[DATA EXCERPTS]:
## Begin
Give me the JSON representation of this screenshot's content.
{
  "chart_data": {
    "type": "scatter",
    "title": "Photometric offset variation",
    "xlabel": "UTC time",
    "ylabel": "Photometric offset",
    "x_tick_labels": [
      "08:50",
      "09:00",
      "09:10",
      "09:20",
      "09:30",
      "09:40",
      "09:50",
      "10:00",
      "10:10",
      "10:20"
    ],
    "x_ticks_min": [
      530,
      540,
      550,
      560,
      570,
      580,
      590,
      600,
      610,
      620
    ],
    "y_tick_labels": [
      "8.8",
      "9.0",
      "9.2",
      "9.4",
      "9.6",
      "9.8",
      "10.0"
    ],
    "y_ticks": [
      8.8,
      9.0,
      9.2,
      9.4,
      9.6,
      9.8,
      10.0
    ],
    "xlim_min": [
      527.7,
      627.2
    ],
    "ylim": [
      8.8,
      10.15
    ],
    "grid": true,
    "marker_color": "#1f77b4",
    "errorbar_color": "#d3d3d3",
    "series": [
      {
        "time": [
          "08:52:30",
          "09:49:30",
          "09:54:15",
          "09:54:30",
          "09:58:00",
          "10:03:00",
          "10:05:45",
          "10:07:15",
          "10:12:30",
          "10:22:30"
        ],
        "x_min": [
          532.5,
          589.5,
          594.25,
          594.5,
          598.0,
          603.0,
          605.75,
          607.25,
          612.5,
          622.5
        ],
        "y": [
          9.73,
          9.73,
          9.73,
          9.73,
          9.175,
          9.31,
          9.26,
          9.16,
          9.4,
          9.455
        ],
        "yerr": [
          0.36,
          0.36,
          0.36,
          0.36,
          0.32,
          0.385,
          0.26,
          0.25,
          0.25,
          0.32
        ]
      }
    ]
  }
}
## End
[TASK TO COMPLETE]: Go through the material above and count the lines that include "offset". Give the number alone.

[FINAL RESULT]: 2